BEGIN MATERIAL FOR THIS TASK
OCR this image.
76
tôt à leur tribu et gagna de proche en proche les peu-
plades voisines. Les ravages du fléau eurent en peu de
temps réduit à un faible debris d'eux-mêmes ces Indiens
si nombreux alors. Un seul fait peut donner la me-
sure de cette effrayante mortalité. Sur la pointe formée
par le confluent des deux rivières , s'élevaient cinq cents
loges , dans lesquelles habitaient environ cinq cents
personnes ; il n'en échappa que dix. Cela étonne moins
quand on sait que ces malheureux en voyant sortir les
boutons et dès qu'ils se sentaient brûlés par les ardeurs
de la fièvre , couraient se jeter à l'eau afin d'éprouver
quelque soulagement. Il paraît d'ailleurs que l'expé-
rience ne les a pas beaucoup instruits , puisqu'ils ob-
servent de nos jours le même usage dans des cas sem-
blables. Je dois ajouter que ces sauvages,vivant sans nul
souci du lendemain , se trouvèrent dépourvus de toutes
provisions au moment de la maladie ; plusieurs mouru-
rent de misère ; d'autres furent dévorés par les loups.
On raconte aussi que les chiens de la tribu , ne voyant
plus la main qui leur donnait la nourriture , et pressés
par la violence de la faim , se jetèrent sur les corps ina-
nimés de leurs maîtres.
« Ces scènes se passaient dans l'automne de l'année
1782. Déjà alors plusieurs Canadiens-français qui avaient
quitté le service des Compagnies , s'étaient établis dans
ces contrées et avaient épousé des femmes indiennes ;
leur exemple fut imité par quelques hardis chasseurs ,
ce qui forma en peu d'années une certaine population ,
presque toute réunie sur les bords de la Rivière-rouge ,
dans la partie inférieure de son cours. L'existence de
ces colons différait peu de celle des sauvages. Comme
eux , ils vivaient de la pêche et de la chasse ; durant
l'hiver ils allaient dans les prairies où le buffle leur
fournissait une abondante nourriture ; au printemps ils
END MATERIAL FOR THIS TASK
BEGIN MATERIAL FOR THIS TASK
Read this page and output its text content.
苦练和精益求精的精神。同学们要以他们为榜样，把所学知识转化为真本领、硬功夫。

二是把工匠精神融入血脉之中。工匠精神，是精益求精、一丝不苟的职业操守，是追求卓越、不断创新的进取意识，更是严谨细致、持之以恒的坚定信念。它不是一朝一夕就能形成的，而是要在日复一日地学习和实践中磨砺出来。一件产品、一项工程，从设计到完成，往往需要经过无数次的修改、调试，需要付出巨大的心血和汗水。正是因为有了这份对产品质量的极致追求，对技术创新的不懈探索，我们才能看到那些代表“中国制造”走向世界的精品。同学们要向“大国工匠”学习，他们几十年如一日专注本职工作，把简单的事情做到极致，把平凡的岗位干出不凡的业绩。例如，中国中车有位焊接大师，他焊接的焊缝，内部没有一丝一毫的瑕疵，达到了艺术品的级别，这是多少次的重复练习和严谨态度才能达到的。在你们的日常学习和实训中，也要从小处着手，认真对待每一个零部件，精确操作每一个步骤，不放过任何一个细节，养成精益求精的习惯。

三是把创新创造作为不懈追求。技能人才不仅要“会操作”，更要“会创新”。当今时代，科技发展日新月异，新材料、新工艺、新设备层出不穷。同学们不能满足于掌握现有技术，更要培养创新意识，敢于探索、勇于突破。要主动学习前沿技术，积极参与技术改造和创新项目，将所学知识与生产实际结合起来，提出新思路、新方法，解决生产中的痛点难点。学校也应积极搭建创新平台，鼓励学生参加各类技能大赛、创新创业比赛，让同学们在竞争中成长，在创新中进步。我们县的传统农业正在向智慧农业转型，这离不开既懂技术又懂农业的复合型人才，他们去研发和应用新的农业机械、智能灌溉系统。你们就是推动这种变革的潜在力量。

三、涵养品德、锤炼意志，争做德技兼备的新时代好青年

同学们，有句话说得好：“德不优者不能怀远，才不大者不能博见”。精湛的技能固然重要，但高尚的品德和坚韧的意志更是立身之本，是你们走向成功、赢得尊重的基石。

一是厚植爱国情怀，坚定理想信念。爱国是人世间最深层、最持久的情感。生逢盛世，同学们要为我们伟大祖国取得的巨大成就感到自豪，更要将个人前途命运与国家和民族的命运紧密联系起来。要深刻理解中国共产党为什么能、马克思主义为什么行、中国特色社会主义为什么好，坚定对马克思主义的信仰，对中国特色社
END MATERIAL FOR THIS TASK
BEGIN MATERIAL FOR THIS TASK
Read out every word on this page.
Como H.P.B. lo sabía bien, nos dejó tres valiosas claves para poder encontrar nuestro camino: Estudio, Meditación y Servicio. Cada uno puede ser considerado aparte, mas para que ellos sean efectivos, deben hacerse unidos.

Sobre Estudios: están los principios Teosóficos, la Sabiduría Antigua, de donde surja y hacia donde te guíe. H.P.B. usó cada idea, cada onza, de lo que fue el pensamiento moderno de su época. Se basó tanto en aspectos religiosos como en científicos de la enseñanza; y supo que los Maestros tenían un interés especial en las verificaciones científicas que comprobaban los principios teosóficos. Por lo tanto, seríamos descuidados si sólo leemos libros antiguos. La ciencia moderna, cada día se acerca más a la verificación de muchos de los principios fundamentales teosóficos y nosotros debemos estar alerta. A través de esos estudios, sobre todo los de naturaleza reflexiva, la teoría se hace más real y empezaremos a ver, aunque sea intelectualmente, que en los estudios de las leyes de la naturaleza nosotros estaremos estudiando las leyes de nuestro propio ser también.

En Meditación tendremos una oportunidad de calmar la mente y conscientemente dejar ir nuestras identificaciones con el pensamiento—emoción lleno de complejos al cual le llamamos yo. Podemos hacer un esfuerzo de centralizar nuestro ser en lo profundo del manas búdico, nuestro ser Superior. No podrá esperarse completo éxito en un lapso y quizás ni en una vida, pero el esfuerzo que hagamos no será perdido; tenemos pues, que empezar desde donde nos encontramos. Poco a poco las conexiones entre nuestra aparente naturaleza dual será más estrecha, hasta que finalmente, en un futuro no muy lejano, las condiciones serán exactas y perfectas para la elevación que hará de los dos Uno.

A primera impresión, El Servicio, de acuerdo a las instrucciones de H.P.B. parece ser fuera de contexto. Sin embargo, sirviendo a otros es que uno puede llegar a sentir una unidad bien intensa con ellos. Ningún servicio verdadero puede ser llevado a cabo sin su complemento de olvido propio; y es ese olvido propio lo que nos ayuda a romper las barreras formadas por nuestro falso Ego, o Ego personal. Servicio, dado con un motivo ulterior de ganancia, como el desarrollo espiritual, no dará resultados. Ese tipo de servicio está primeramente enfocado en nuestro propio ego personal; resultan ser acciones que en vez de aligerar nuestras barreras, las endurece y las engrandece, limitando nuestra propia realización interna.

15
END MATERIAL FOR THIS TASK
Check each line of the records for "sauvages" and copy the ones that contain it.

blables. Je dois ajouter que ces sauvages,vivant sans nul
ces colons différait peu de celle des sauvages. Comme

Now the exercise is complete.